Excerpts from a figure dataset:
━━━━━━━━━━━━━━━━━━━━━━━━━━━━━━

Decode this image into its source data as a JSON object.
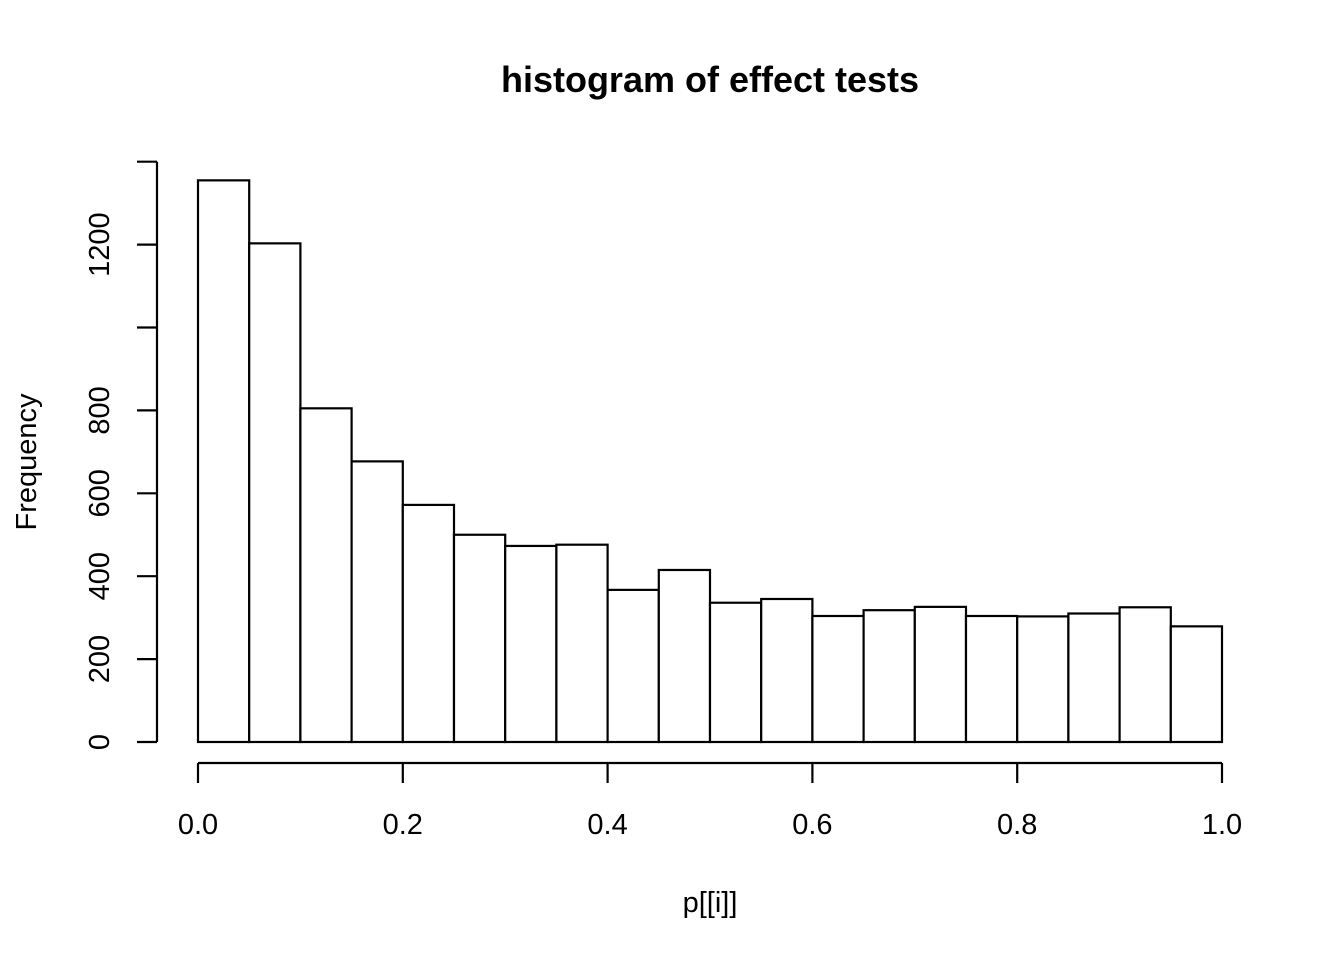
{
  "chart_data": {
    "type": "bar",
    "title": "histogram of effect tests",
    "xlabel": "p[[i]]",
    "ylabel": "Frequency",
    "bin_edges": [
      0.0,
      0.05,
      0.1,
      0.15,
      0.2,
      0.25,
      0.3,
      0.35,
      0.4,
      0.45,
      0.5,
      0.55,
      0.6,
      0.65,
      0.7,
      0.75,
      0.8,
      0.85,
      0.9,
      0.95,
      1.0
    ],
    "values": [
      1355,
      1203,
      805,
      677,
      572,
      500,
      473,
      476,
      367,
      415,
      336,
      345,
      304,
      318,
      326,
      304,
      303,
      310,
      325,
      279
    ],
    "xlim": [
      0,
      1
    ],
    "ylim": [
      0,
      1400
    ],
    "xticks": [
      "0.0",
      "0.2",
      "0.4",
      "0.6",
      "0.8",
      "1.0"
    ],
    "xtick_values": [
      0,
      0.2,
      0.4,
      0.6,
      0.8,
      1.0
    ],
    "yticks": [
      0,
      200,
      400,
      600,
      800,
      1000,
      1200,
      1400
    ],
    "ytick_labels": [
      "0",
      "200",
      "400",
      "600",
      "800",
      "",
      "1200",
      ""
    ],
    "grid": false,
    "legend": "none"
  }
}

━━━━━━━━━━━━━━━━━━━━━━━━━━━━━━

EXERCISE: Transcribe all of the material exactly, leaving out whatever pictures it contains.

RESPONSE TO THE TASK:
Decode this image into its source data as a JSON object.
{
  "chart_data": {
    "type": "bar",
    "title": "histogram of effect tests",
    "xlabel": "p[[i]]",
    "ylabel": "Frequency",
    "bin_edges": [
      0.0,
      0.05,
      0.1,
      0.15,
      0.2,
      0.25,
      0.3,
      0.35,
      0.4,
      0.45,
      0.5,
      0.55,
      0.6,
      0.65,
      0.7,
      0.75,
      0.8,
      0.85,
      0.9,
      0.95,
      1.0
    ],
    "values": [
      1355,
      1203,
      805,
      677,
      572,
      500,
      473,
      476,
      367,
      415,
      336,
      345,
      304,
      318,
      326,
      304,
      303,
      310,
      325,
      279
    ],
    "xlim": [
      0,
      1
    ],
    "ylim": [
      0,
      1400
    ],
    "xticks": [
      "0.0",
      "0.2",
      "0.4",
      "0.6",
      "0.8",
      "1.0"
    ],
    "xtick_values": [
      0,
      0.2,
      0.4,
      0.6,
      0.8,
      1.0
    ],
    "yticks": [
      0,
      200,
      400,
      600,
      800,
      1000,
      1200,
      1400
    ],
    "ytick_labels": [
      "0",
      "200",
      "400",
      "600",
      "800",
      "",
      "1200",
      ""
    ],
    "grid": false,
    "legend": "none"
  }
}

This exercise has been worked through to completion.